PROMPT
Find all lines in the records that include the word "this", and copy them out.

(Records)
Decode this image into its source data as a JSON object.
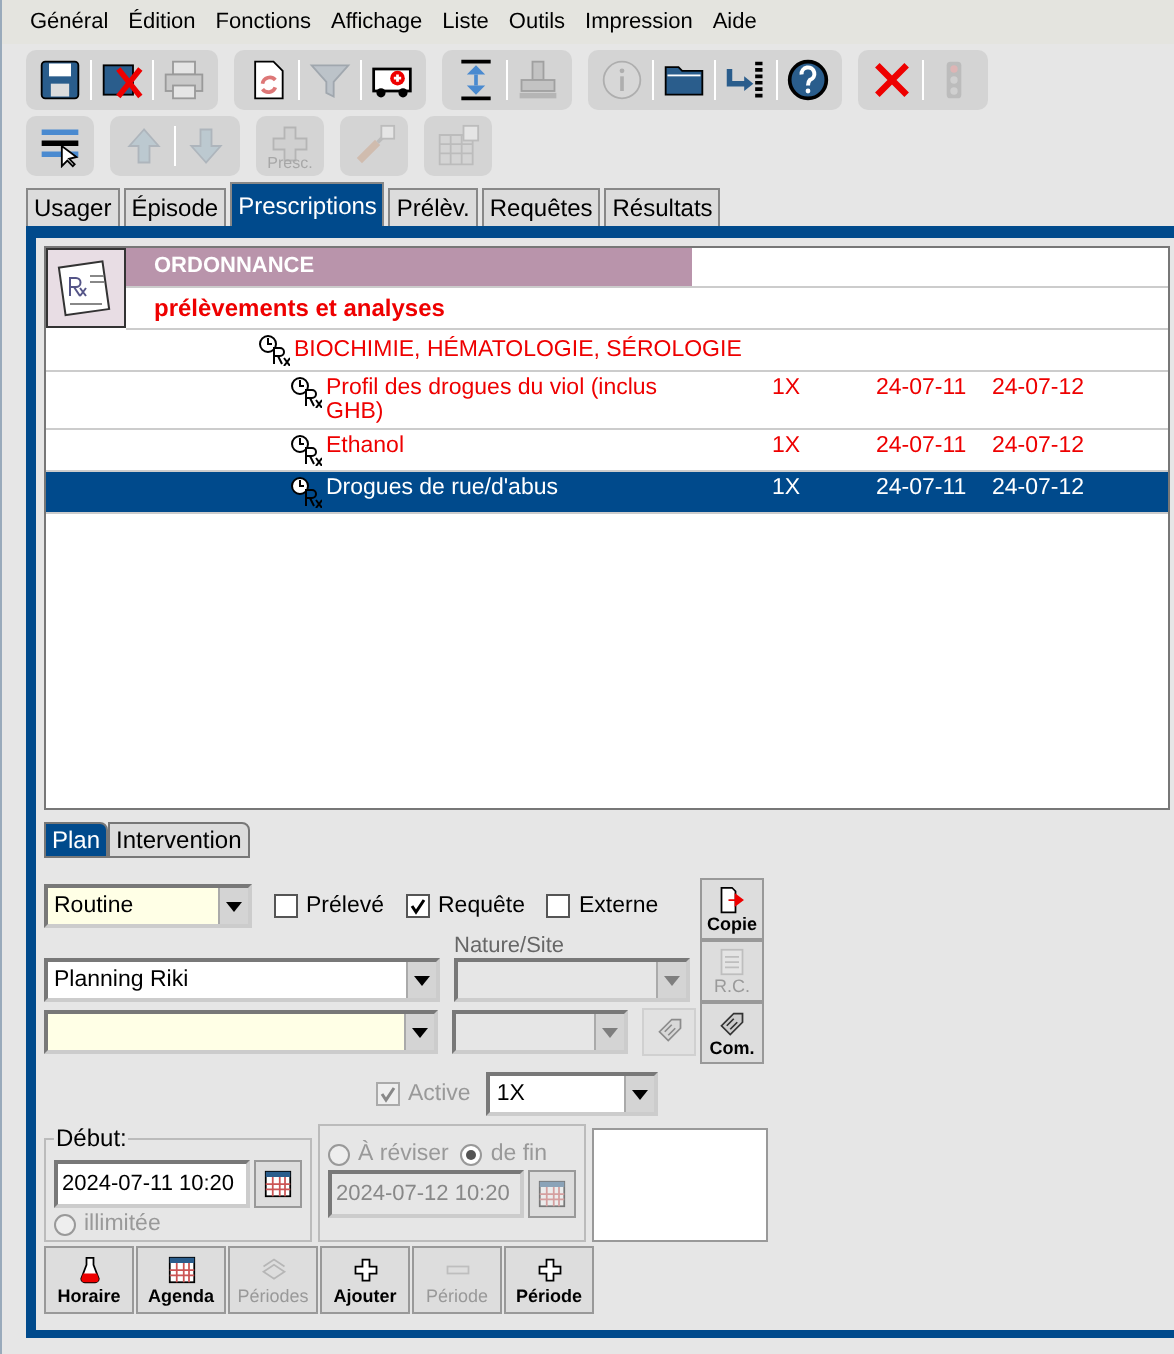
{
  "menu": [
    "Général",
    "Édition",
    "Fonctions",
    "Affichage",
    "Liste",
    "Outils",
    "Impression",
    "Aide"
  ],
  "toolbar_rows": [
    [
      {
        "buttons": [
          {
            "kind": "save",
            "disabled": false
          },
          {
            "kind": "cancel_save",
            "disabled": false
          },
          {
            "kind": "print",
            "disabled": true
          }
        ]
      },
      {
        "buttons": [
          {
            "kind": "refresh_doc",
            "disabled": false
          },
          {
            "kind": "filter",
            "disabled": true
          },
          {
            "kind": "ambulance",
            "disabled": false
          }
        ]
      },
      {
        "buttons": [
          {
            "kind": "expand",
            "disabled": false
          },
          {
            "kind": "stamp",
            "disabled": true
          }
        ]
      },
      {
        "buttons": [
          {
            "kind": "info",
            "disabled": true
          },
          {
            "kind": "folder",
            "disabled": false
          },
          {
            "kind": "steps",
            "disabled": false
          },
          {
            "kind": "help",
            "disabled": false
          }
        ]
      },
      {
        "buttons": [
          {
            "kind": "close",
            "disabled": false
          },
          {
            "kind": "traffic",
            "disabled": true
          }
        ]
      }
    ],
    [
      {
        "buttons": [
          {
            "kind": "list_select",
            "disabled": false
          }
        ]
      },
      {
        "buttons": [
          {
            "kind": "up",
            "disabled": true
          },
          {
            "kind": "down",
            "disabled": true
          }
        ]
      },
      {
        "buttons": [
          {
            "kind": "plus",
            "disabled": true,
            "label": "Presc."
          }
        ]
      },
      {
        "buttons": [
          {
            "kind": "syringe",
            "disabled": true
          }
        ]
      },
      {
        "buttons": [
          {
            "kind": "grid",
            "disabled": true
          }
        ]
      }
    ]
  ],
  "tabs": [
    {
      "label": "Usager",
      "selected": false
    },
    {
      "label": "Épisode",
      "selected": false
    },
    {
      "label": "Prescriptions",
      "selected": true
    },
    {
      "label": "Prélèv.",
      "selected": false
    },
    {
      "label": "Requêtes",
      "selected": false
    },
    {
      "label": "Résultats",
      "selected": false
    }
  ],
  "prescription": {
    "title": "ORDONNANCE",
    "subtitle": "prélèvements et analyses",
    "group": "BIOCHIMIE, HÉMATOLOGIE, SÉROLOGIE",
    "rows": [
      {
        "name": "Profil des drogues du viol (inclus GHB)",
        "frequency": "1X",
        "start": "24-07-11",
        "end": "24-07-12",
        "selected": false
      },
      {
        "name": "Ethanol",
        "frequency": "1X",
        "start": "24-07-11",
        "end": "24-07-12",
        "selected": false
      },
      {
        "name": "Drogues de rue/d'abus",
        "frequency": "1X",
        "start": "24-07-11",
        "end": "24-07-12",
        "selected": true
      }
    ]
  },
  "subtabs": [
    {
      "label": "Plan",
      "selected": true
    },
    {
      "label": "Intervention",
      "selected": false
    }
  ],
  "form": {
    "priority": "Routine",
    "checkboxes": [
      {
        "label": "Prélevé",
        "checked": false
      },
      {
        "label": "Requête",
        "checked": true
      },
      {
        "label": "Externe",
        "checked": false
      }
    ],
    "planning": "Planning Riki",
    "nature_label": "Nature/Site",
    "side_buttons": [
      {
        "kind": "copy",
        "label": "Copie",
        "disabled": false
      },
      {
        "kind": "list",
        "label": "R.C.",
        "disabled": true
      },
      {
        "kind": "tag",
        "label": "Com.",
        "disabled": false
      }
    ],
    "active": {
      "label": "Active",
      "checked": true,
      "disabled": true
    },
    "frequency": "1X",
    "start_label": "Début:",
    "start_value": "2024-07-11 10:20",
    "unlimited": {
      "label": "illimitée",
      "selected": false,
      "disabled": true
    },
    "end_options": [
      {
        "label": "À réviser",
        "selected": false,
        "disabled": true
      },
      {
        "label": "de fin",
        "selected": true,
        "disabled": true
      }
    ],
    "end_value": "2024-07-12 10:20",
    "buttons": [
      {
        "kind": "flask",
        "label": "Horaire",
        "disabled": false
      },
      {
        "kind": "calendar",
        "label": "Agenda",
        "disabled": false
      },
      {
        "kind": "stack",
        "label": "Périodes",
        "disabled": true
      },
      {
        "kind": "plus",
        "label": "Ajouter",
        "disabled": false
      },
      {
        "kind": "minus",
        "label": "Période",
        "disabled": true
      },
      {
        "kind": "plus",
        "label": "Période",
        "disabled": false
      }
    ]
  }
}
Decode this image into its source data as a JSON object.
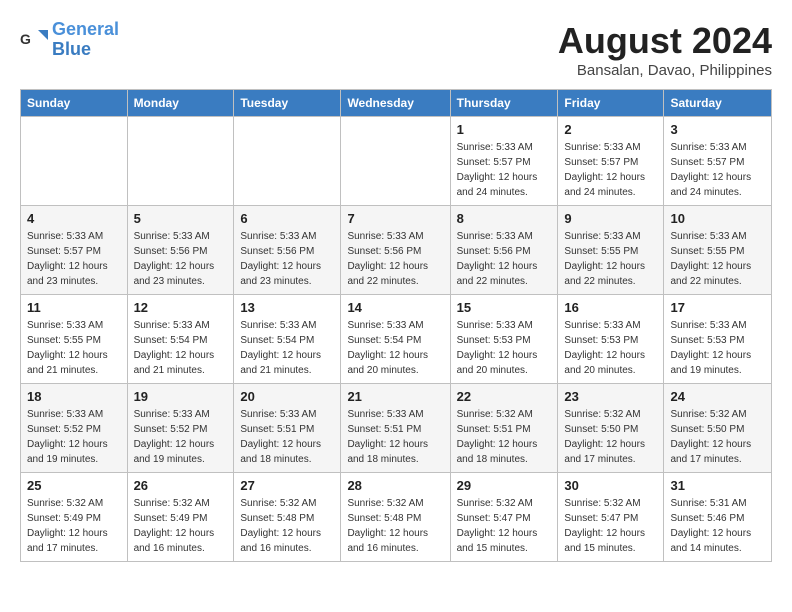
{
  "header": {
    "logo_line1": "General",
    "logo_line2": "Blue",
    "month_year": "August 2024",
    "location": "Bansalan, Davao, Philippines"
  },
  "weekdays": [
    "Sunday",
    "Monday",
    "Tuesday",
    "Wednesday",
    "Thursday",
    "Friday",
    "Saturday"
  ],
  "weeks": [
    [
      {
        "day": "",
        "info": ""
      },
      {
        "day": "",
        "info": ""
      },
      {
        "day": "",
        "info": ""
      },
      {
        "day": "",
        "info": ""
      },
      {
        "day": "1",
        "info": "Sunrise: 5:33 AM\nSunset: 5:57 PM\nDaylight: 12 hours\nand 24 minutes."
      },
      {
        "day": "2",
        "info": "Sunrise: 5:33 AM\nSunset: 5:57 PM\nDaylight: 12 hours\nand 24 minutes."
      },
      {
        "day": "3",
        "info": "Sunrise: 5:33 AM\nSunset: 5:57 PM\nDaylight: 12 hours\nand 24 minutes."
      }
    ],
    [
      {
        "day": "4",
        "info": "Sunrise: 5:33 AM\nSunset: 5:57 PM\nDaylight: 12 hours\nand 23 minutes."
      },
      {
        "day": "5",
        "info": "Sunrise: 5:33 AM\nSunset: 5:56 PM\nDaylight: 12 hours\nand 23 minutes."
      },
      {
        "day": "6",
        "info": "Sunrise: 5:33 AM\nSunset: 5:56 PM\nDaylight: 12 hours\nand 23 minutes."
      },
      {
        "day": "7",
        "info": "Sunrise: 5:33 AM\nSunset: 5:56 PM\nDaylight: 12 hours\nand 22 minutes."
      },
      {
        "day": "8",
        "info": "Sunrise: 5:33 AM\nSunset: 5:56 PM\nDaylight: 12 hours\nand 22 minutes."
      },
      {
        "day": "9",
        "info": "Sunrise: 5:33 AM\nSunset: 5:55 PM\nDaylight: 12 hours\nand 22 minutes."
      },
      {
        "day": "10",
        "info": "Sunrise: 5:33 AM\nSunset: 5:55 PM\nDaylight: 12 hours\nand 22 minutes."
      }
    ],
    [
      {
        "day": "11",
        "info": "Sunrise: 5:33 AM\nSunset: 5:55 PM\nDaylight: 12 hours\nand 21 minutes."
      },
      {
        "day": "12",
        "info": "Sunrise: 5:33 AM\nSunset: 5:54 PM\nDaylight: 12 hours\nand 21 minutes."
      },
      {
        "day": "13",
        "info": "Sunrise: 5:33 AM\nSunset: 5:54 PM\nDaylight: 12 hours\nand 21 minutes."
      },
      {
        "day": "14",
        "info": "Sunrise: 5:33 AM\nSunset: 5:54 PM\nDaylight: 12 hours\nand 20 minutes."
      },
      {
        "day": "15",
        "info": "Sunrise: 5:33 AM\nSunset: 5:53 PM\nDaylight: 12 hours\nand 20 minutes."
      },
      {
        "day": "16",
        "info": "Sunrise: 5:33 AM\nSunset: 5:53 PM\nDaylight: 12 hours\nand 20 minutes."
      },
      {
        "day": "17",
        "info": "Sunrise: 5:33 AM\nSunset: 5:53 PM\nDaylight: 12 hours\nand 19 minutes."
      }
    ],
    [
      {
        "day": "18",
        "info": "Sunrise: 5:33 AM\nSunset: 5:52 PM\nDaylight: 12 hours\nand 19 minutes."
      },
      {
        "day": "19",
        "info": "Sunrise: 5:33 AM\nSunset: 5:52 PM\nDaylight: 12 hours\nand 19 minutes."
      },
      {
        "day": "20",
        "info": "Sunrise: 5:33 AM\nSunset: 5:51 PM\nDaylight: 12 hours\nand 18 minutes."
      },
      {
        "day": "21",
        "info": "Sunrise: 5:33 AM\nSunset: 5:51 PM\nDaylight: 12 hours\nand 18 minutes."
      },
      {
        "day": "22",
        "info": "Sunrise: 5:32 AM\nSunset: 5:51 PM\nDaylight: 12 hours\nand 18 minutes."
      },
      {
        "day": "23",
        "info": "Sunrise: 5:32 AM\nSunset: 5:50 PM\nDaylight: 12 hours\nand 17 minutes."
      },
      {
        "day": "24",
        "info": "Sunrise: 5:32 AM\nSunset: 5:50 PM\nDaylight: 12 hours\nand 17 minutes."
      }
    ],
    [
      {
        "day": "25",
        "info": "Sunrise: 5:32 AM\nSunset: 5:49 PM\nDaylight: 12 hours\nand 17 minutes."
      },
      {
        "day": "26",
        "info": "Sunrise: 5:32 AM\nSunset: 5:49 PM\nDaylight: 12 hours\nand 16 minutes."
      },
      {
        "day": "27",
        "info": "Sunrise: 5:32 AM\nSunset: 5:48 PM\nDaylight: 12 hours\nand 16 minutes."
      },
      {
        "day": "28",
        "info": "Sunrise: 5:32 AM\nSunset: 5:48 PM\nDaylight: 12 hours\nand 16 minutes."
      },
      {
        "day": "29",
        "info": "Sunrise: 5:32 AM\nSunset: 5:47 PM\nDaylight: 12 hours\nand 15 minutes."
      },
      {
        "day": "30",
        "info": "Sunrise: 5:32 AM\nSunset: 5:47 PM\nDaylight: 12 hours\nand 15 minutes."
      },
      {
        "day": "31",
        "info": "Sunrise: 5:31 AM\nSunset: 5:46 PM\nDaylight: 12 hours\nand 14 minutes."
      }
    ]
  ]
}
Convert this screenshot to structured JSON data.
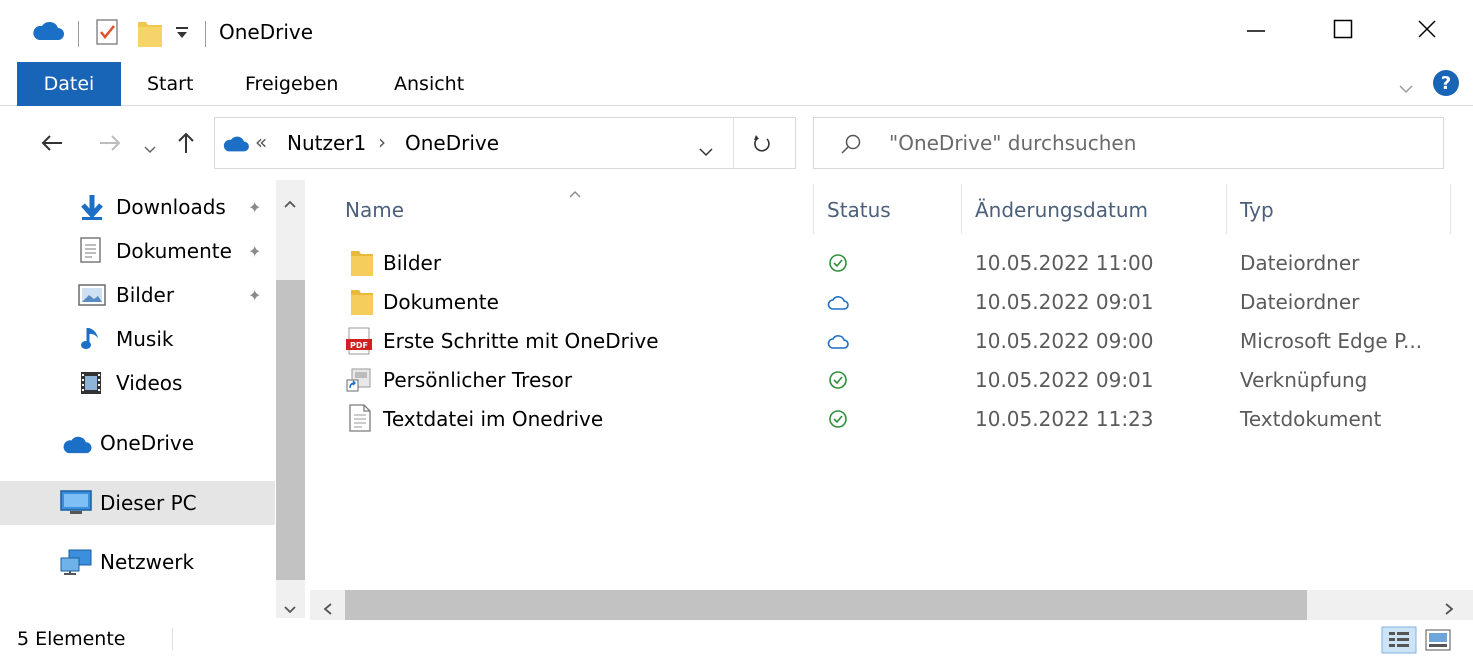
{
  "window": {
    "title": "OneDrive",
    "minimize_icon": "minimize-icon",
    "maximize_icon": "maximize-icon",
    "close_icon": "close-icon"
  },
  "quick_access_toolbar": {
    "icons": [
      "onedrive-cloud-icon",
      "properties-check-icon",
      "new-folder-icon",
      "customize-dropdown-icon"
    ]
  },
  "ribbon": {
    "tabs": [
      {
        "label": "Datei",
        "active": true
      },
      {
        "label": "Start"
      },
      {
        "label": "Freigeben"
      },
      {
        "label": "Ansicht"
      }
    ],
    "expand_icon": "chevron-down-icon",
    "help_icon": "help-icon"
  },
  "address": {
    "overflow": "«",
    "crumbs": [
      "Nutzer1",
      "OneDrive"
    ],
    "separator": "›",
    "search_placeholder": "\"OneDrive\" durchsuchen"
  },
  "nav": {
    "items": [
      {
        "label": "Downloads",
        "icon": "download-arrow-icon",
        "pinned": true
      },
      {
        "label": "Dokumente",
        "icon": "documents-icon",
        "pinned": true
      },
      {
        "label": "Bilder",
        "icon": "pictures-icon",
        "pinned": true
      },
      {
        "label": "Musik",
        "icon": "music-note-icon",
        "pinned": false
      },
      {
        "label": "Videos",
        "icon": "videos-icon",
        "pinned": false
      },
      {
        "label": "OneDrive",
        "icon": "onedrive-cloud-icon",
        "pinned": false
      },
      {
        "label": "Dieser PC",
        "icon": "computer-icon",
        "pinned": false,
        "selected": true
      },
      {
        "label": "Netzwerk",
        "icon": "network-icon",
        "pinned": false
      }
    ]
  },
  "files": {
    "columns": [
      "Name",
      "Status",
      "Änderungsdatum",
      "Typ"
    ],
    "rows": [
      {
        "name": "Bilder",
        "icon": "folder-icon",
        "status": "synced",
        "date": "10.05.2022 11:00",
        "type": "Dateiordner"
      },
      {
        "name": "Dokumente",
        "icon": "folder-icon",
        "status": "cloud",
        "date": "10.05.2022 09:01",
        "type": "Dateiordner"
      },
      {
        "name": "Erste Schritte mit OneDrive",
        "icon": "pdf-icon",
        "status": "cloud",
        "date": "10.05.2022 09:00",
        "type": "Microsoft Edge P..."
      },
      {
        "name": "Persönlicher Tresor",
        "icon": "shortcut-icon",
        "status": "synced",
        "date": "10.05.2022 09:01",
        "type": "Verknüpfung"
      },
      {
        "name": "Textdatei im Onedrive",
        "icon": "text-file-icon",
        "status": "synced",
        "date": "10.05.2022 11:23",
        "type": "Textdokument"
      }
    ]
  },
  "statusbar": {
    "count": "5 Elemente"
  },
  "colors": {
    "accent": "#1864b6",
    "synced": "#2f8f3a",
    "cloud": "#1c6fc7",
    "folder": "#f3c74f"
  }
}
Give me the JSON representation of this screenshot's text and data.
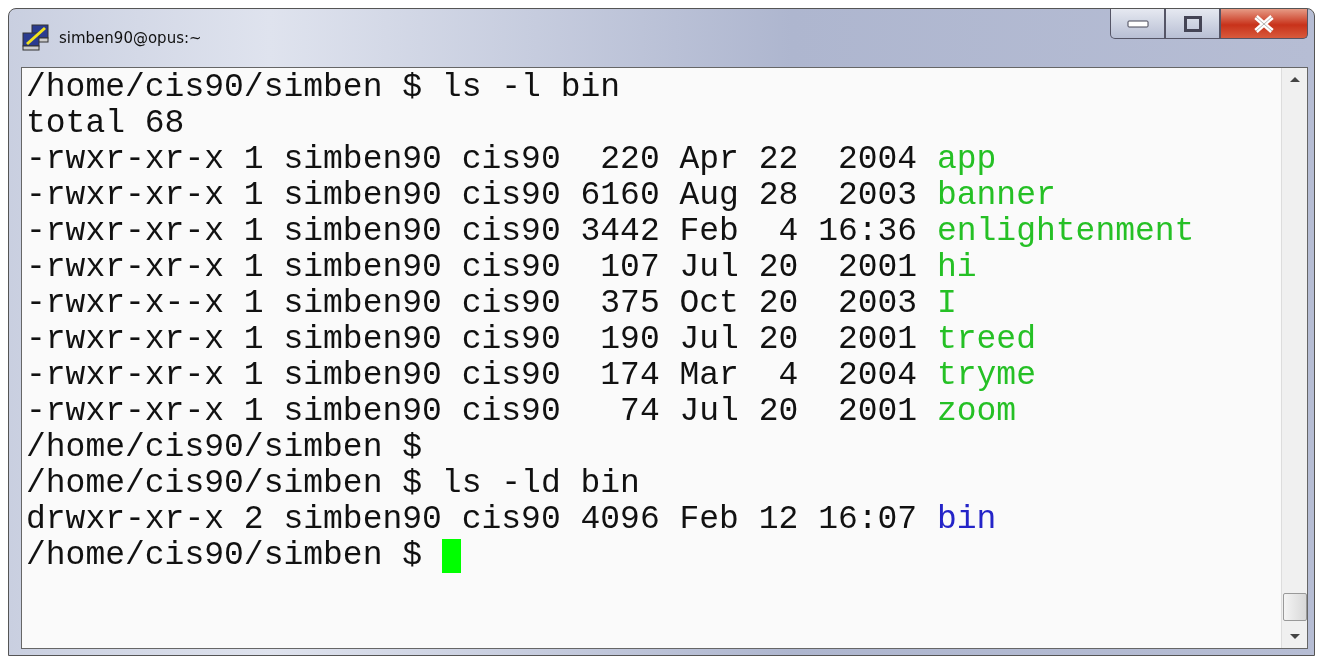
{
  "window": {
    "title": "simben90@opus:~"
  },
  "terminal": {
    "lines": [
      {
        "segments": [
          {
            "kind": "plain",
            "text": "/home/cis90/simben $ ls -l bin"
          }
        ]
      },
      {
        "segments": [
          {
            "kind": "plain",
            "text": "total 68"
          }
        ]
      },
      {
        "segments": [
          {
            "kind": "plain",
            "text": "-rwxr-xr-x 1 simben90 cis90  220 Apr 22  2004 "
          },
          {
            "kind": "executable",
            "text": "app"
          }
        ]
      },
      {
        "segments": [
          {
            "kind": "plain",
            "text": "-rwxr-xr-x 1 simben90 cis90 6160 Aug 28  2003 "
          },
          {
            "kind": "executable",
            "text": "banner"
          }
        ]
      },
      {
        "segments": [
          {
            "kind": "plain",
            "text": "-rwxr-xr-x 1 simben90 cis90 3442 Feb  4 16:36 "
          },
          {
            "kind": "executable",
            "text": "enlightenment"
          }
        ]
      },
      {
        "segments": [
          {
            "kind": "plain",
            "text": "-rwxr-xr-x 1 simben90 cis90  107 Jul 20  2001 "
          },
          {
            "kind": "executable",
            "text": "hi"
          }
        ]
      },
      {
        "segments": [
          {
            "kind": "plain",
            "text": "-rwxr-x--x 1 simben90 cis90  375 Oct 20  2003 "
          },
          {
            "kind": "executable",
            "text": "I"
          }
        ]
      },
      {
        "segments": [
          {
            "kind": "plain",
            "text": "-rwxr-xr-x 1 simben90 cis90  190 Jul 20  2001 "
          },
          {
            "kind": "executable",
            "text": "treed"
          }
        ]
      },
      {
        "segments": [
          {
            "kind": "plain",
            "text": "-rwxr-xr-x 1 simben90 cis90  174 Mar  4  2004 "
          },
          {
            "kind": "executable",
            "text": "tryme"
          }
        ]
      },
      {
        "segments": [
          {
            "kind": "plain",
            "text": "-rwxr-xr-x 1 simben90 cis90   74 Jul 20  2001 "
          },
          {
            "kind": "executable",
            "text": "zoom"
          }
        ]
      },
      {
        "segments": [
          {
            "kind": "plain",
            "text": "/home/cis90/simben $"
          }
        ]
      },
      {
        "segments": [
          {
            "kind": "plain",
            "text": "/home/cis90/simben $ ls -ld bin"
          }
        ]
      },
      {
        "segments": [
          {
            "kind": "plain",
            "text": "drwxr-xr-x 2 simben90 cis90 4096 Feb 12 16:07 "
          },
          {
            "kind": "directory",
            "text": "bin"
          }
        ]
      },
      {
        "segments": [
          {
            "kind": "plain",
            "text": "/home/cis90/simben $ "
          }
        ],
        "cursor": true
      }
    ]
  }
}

RESPONSE
Decode this image into its source data as a JSON object.
Decode this image into its source data as a JSON object.
Convert this screenshot to structured JSON data.
Give me the JSON representation of this screenshot's text and data.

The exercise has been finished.